(Task to carry out)
Below are some records. Copy every line in them that holds "suis".
■ ■ ■ ■ ■ ■ ■
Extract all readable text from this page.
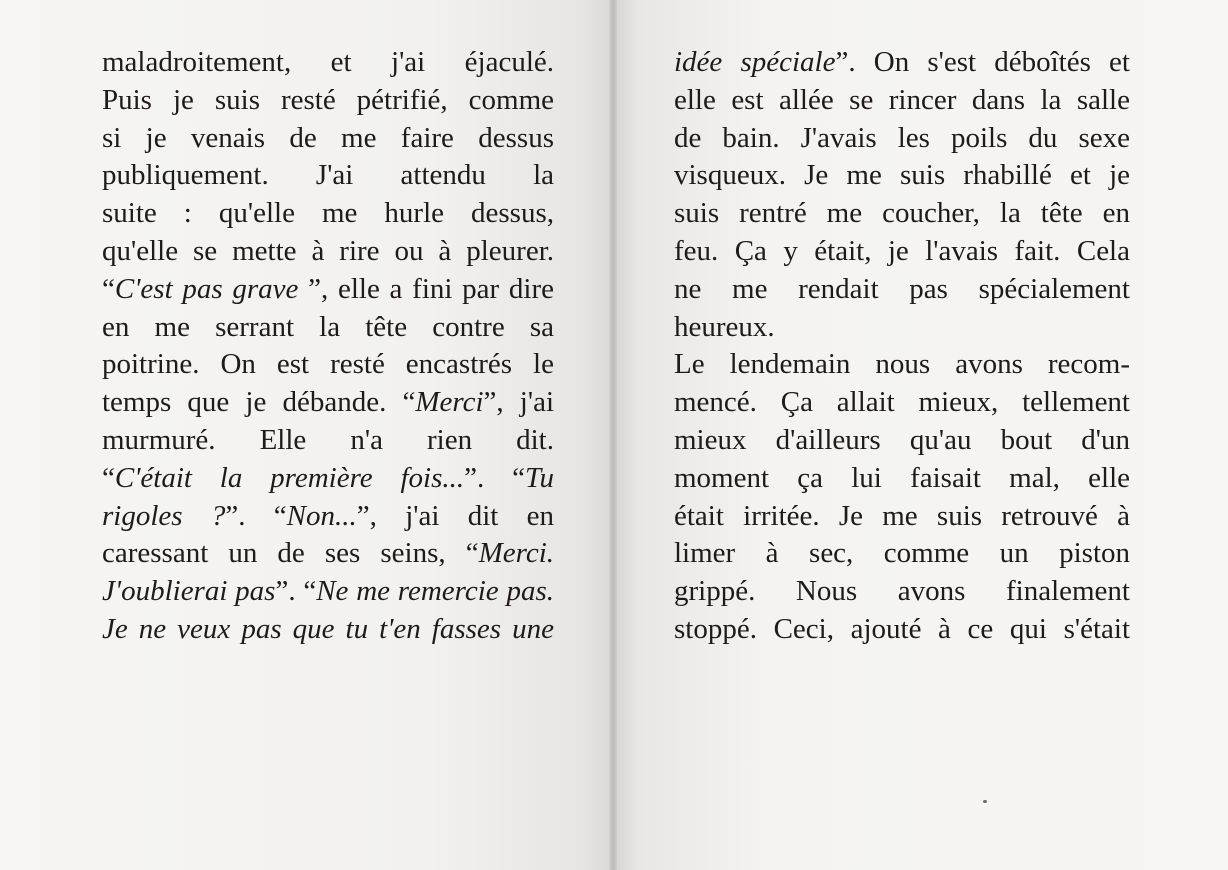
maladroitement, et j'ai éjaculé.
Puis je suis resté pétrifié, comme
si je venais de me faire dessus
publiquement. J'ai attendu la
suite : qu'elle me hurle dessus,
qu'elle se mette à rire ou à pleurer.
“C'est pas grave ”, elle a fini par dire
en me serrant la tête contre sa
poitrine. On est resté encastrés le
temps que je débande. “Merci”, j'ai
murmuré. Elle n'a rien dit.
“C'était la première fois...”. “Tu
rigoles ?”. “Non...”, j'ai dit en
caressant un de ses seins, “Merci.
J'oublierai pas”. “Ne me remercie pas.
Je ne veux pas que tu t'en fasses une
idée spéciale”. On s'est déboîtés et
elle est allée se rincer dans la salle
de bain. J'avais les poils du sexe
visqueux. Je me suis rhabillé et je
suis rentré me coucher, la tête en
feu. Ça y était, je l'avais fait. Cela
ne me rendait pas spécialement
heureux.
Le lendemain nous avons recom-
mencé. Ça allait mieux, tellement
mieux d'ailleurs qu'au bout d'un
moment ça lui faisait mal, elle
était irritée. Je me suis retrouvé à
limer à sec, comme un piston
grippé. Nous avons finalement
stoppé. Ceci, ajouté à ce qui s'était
■ ■ ■ ■ ■ ■ ■
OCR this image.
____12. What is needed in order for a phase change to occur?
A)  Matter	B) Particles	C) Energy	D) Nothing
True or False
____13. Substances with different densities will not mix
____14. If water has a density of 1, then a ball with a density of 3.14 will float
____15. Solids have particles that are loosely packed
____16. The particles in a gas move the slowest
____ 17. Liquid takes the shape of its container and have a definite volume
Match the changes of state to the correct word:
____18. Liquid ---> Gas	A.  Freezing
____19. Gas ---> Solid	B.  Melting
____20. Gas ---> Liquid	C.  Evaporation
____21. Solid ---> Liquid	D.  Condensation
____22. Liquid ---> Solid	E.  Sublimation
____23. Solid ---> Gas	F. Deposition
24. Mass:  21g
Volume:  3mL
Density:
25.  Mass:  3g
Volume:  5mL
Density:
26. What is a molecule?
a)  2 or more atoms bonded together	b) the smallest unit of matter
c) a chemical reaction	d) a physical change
■ ■ ■ ■ ■ ■ ■
(Result of the task)
Puis je suis resté pétrifié, comme
visqueux. Je me suis rhabillé et je
suis rentré me coucher, la tête en
était irritée. Je me suis retrouvé à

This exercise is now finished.